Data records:
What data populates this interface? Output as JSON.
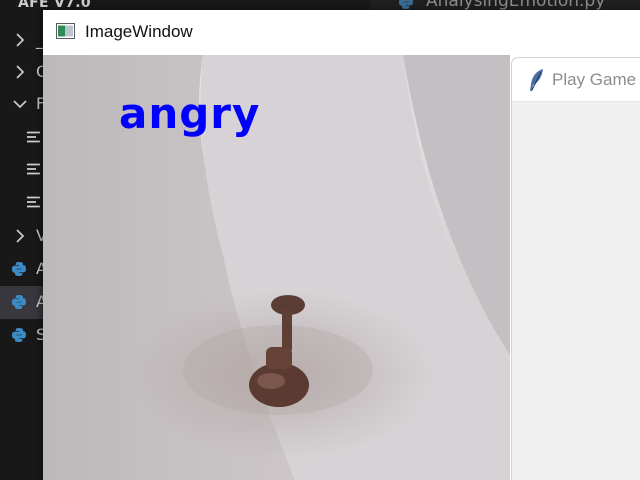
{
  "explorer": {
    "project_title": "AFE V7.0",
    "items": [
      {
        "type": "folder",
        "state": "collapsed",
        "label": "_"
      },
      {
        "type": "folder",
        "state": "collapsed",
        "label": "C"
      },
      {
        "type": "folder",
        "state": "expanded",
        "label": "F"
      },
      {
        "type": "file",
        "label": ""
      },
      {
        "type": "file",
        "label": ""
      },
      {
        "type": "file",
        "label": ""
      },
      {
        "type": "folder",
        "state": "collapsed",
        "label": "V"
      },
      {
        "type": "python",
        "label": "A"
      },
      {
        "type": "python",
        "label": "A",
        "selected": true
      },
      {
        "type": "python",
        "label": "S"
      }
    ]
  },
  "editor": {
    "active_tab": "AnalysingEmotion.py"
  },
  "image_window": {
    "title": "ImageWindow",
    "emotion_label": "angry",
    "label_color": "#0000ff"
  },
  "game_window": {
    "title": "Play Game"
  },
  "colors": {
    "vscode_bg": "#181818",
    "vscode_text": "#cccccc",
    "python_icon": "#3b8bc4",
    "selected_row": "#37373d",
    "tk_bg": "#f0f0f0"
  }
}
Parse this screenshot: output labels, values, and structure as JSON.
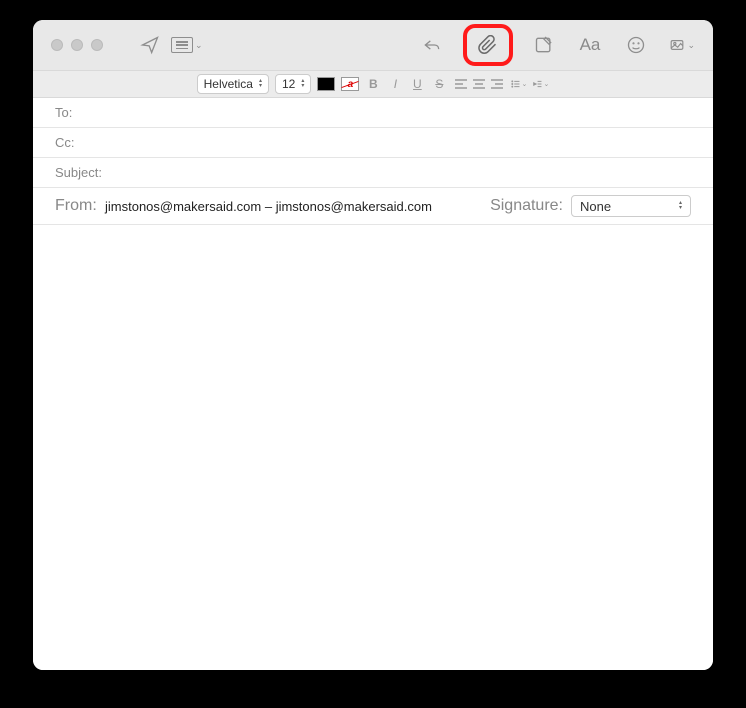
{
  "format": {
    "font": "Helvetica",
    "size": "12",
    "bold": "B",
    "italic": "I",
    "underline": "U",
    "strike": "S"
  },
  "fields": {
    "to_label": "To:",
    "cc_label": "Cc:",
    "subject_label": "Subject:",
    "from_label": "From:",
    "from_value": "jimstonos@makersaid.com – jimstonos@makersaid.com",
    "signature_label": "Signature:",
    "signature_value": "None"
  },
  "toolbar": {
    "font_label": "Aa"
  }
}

[BRIEF]
Make an exact copy of the records above, with the pictures left out.

[RESPONSE]
What data populates this interface? Output as JSON.
{
  "explorer": {
    "project_title": "AFE V7.0",
    "items": [
      {
        "type": "folder",
        "state": "collapsed",
        "label": "_"
      },
      {
        "type": "folder",
        "state": "collapsed",
        "label": "C"
      },
      {
        "type": "folder",
        "state": "expanded",
        "label": "F"
      },
      {
        "type": "file",
        "label": ""
      },
      {
        "type": "file",
        "label": ""
      },
      {
        "type": "file",
        "label": ""
      },
      {
        "type": "folder",
        "state": "collapsed",
        "label": "V"
      },
      {
        "type": "python",
        "label": "A"
      },
      {
        "type": "python",
        "label": "A",
        "selected": true
      },
      {
        "type": "python",
        "label": "S"
      }
    ]
  },
  "editor": {
    "active_tab": "AnalysingEmotion.py"
  },
  "image_window": {
    "title": "ImageWindow",
    "emotion_label": "angry",
    "label_color": "#0000ff"
  },
  "game_window": {
    "title": "Play Game"
  },
  "colors": {
    "vscode_bg": "#181818",
    "vscode_text": "#cccccc",
    "python_icon": "#3b8bc4",
    "selected_row": "#37373d",
    "tk_bg": "#f0f0f0"
  }
}
Parse this screenshot: output labels, values, and structure as JSON.
{
  "format": {
    "font": "Helvetica",
    "size": "12",
    "bold": "B",
    "italic": "I",
    "underline": "U",
    "strike": "S"
  },
  "fields": {
    "to_label": "To:",
    "cc_label": "Cc:",
    "subject_label": "Subject:",
    "from_label": "From:",
    "from_value": "jimstonos@makersaid.com – jimstonos@makersaid.com",
    "signature_label": "Signature:",
    "signature_value": "None"
  },
  "toolbar": {
    "font_label": "Aa"
  }
}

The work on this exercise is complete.